BEGIN EXCERPTED DATA
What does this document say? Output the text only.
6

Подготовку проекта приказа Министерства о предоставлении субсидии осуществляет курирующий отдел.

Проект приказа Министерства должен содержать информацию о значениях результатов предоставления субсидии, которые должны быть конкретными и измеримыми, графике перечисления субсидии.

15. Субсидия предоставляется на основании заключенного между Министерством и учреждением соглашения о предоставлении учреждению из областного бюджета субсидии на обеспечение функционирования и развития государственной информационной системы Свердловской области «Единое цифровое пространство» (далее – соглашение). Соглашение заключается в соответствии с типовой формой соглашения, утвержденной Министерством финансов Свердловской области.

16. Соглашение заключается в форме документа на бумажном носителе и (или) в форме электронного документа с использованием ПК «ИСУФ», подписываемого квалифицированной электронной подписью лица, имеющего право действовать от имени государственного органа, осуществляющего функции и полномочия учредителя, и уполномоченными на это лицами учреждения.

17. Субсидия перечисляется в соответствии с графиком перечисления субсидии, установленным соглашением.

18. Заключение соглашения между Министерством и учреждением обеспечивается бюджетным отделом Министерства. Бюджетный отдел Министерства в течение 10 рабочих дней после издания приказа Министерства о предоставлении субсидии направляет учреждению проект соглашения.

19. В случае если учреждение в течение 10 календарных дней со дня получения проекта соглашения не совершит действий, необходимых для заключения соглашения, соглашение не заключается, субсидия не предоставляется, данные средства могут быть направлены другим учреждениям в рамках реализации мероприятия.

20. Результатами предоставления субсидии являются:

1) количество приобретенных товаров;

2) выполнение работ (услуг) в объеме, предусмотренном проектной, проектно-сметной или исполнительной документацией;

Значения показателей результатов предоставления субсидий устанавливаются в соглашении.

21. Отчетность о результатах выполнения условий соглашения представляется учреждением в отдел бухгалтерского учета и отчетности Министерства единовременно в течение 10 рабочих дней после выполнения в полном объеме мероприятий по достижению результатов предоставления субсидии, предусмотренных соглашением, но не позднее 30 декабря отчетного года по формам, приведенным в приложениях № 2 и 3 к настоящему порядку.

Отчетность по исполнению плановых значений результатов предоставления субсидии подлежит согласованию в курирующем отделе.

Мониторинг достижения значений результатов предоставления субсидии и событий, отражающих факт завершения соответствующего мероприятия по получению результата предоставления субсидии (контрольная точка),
END EXCERPTED DATA
• **EXERCISE**
Look over the material above and show each line where "Министерством" appears.

• **OUTPUT**
15. Субсидия предоставляется на основании заключенного между Министерством и учреждением соглашения о предоставлении учреждению из областного бюджета субсидии на обеспечение функционирования и развития государственной информационной системы Свердловской области «Единое цифровое пространство» (далее – соглашение). Соглашение заключается в соответствии с типовой формой соглашения, утвержденной Министерством финансов Свердловской области.
18. Заключение соглашения между Министерством и учреждением обеспечивается бюджетным отделом Министерства. Бюджетный отдел Министерства в течение 10 рабочих дней после издания приказа Министерства о предоставлении субсидии направляет учреждению проект соглашения.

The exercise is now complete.